◆ **Instructions for the task**:
Among the lines below, how many carry the string "that"? Reply with a number and nothing else.

◆ **Input**:
★ ★ ★ ★

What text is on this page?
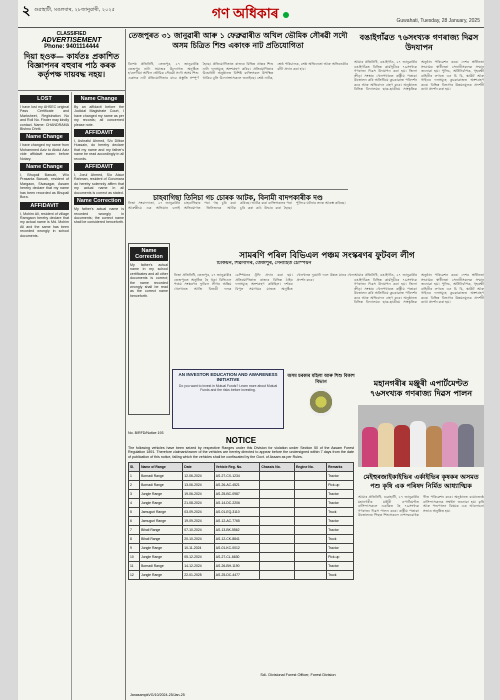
২ গুৱাহাটী, মঙলবাৰ, ২৮জানুৱাৰী, ২০২৫	গণ অধিকাৰ	Guwahati, Tuesday, 28 January, 2025
CLASSIFIED
ADVERTISEMENT
Phone: 9401114444
দিয়া হওক— কাৰ্যতঃ প্ৰকাশিত বিজ্ঞাপনৰ বহুবাৰ পাঠ কৰক কৰ্তৃপক্ষ দায়বদ্ধ নহয়।
LOST
I have lost my AHSEC original Pass Certificate and Marksheet, Registration No and Roll No. Finder may kindly contact. Name: CHANDRAMA Bishnu Dhriti.
Name Change
I have changed my name from Mohammed Aziz to Abdul Aziz vide affidavit sworn before Notary.
Name Change
I, Bhupali Baruah, W/o Prasanta Baruah, resident of Margaon, Sivasagar, Assam hereby declare that my name has been recorded as Bhupali Bora.
AFFIDAVIT
I, Mohim Ali, resident of village Ramgaon hereby declare that my actual name is Md. Mohim Ali and the same has been recorded wrongly in school documents.
Name Change
By an affidavit before the Judicial Magistrate Court, I have changed my name as per my records; all concerned please note.
AFFIDAVIT
I, Ashraful Ahmed, S/o Dilbar Hussain, do hereby declare that my name and my father's name be read accordingly in all records.
AFFIDAVIT
I, Jorul Ahmed, S/o Ataur Rahman, resident of Gorumara do hereby solemnly affirm that my actual name in all documents is correct as stated.
Name Correction
My father's actual name is recorded wrongly in documents; the correct name shall be considered henceforth.
তেজপুৰত ৩১ জানুৱাৰী আৰু ১ ফেব্ৰুৱাৰীত অখিল ভৌমিক সৌৰৱী সদৌ অসম চিত্ৰিত শিশু একাংক নাট প্ৰতিযোগিতা
বিশেষ প্ৰতিনিধি, তেজপুৰ, ২৭ জানুৱাৰীঃ তেজপুৰ নাট্য সমাজৰ উদ্যোগত অনুষ্ঠিত হ'বলগীয়া অখিল ভৌমিক সৌৰৱী সদৌ অসম শিশু একাংক নাট প্ৰতিযোগিতাৰ বাবে প্ৰস্তুতি সম্পূৰ্ণ হৈছে। প্ৰতিযোগিতাত ৰাজ্যৰ বিভিন্ন প্ৰান্তৰ শিশু নাট্য দলসমূহে অংশগ্ৰহণ কৰিব। প্ৰতিযোগিতাৰ উদ্বোধনী অনুষ্ঠানত বিশিষ্ট ব্যক্তিসকল উপস্থিত থাকিব বুলি উদ্যোক্তাসকলে জনাইছে। শ্ৰেষ্ঠ নাটক, শ্ৰেষ্ঠ পৰিচালক, শ্ৰেষ্ঠ অভিনেতা আৰু অভিনেত্ৰীৰ বাঁটা প্ৰদান কৰা হ'ব।
বঙাইগাঁৱত ৭৬সংখ্যক গণৰাজ্য দিৱস উদযাপন
আমাৰ প্ৰতিনিধি, বঙাইগাঁও, ২৭ জানুৱাৰীঃ বঙাইগাঁৱত বিভিন্ন কাৰ্যসূচীৰে ৭৬সংখ্যক গণৰাজ্য দিৱস উদযাপন কৰা হয়। জিলা ক্ৰীড়া সংস্থাৰ খেলপথাৰত ৰাষ্ট্ৰীয় পতাকা উত্তোলন কৰি অতিথিয়ে কুচকাৱাজ পৰিদৰ্শন কৰে আৰু অভিবাদন গ্ৰহণ কৰে। অনুষ্ঠানত বিভিন্ন বিদ্যালয়ৰ ছাত্ৰ-ছাত্ৰীয়ে সাংস্কৃতিক অনুষ্ঠান পৰিৱেশন কৰে। দেশৰ স্বাধীনতা সংগ্ৰামৰ স্বাধীনতা সেনানীসকলক সন্মান জনোৱা হয়। পুলিচ, অগ্নিনিৰ্বাপক, গৃহৰক্ষী বাহিনীৰ লগতে এন চি চি, স্কাউট আৰু গাইডৰ দলসমূহে কুচকাৱাজত অংশগ্ৰহণ কৰে। বিভিন্ন বিভাগৰ উন্নয়নমূলক প্ৰদৰ্শনী ৰথো প্ৰদৰ্শন কৰা হয়।
চাহবাগিছা তিনিচা গচ চোৰক আটক, বিনামী বাদপকাৰীক দণ্ড
নিজা সংবাদদাতা, ২৭ জানুৱাৰীঃ আৰক্ষীয়ে এক অভিযান চলাই চাহবাগিছাৰ পৰা গছ চুৰি কৰা অভিযোগত তিনিজনক আটক কৰিছে। আটক কৰা ব্যক্তিসকলৰ পৰা চুৰি কৰা কাঠ উদ্ধাৰ কৰা হৈছে। পুলিচে ঘটনাৰ তদন্ত আৰম্ভ কৰিছে।
Name Correction
My father's actual name in my school certificates and all other documents is correct; the name recorded wrongly shall be read as the correct name henceforth.
সামৰণি পৰিল বিভিএল পঞ্চম সংস্কৰণৰ ফুটবল লীগ
চিকিয়ন, শিৱসাগৰ, তেজপুৰ, সেনাহিত চেম্পিয়ন
নিজা প্ৰতিনিধি, তেজপুৰ, ২৭ জানুৱাৰীঃ তেজপুৰত অনুষ্ঠিত হৈ থকা বিভিএল পঞ্চম সংস্কৰণৰ ফুটবল লীগৰ অন্তিম খেলখনত আজি বিজয়ী দলক চেম্পিয়নৰ ট্ৰফি প্ৰদান কৰা হয়। প্ৰতিযোগিতাত ৰাজ্যৰ বিভিন্ন ঠাইৰ দলসমূহে অংশগ্ৰহণ কৰিছিল। দৰ্শকৰ বিপুল সমাগমৰ মাজত অনুষ্ঠিত খেলখনত দুয়োটা দলে উন্নত মানৰ খেল প্ৰদৰ্শন কৰে।
আমাৰ প্ৰতিনিধি, বঙাইগাঁও, ২৭ জানুৱাৰীঃ বঙাইগাঁৱত বিভিন্ন কাৰ্যসূচীৰে ৭৬সংখ্যক গণৰাজ্য দিৱস উদযাপন কৰা হয়। জিলা ক্ৰীড়া সংস্থাৰ খেলপথাৰত ৰাষ্ট্ৰীয় পতাকা উত্তোলন কৰি অতিথিয়ে কুচকাৱাজ পৰিদৰ্শন কৰে আৰু অভিবাদন গ্ৰহণ কৰে। অনুষ্ঠানত বিভিন্ন বিদ্যালয়ৰ ছাত্ৰ-ছাত্ৰীয়ে সাংস্কৃতিক অনুষ্ঠান পৰিৱেশন কৰে। দেশৰ স্বাধীনতা সংগ্ৰামৰ স্বাধীনতা সেনানীসকলক সন্মান জনোৱা হয়। পুলিচ, অগ্নিনিৰ্বাপক, গৃহৰক্ষী বাহিনীৰ লগতে এন চি চি, স্কাউট আৰু গাইডৰ দলসমূহে কুচকাৱাজত অংশগ্ৰহণ কৰে। বিভিন্ন বিভাগৰ উন্নয়নমূলক প্ৰদৰ্শনী ৰথো প্ৰদৰ্শন কৰা হয়।
AN INVESTOR EDUCATION AND AWARENESS INITIATIVE
Do you want to invest in Mutual Funds? Learn more about Mutual Funds and the risks before investing.
অসম চৰকাৰ মহিলা আৰু শিশু বিকাশ বিভাগ	মহানগৰীৰ মঞ্জুৰী এপাৰ্টমেণ্টত ৭৬সংখ্যক গণৰাজ্য দিৱস পালন
মেইহুৰজাইকাইভিৰ এৰ্কাইভিৰ কৃষকৰ অসমত পশু কৃষি এক পৰিষদ নিৰ্মিত আধ্যাত্মিক
আমাৰ প্ৰতিনিধি, গুৱাহাটী, ২৭ জানুৱাৰীঃ মহানগৰীৰ মঞ্জুৰী এপাৰ্টমেণ্টত বাসিন্দাসকলে একত্ৰিত হৈ ৭৬সংখ্যক গণৰাজ্য দিৱস পালন কৰে। ৰাষ্ট্ৰীয় পতাকা উত্তোলনৰ পিছত শিশুসকলে দেশাত্মবোধক গীত পৰিৱেশন কৰে। অনুষ্ঠানত বয়োজ্যেষ্ঠ বাসিন্দাসকলক সম্বৰ্ধনা জনোৱা হয়। কৃষি আৰু পশুপালন বিষয়ক এক আলোচনা সভাও অনুষ্ঠিত হয়।
No. B/RFD/Notice 193
NOTICE
The following vehicles have been seized by respective Ranges under this Division for violation under Section 50 of the Assam Forest Regulation 1891. Therefore claimant/owner of the vehicles are hereby directed to appear before the undersigned within 7 days from the date of publication of this notice, failing which the vehicles shall be confiscated by the Govt. of Assam as per Rules.
Sl.	Name of Range	Date	Vehicle Reg. No.	Chassis No.	Engine No.	Remarks
1	Bornadi Range	12-06-2024	AS-27-CX-1234			Tractor
2	Bornadi Range	13-06-2024	AS-26-AC-4521			Pick-up
3	Jungle Range	19-06-2024	AS-25-BC-0987			Tractor
4	Jungle Range	21-08-2024	AS-14-DC-2206			Tractor
5	Jamuguri Range	03-09-2024	AS-01-EQ-3110			Truck
6	Jamuguri Range	19-09-2024	AS-12-AC-7765			Tractor
7	Bihali Range	07-10-2024	AS-13-BK-5562			Tractor
8	Bihali Range	20-10-2024	AS-12-CK-8841			Truck
9	Jungle Range	10-11-2024	AS-01-KC-0012			Tractor
10	Jungle Range	05-12-2024	AS-27-CL-6630			Pick-up
11	Bornadi Range	14-12-2024	AS-26-BH-1190			Tractor
12	Jungle Range	22-01-2025	AS-25-DC-4477			Truck
Sd/- Divisional Forest Officer, Forest Division
JanasampkVG/10/2024-25/Jan-25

★ ★ ★ ★

◆ **Output of the exercise**:
4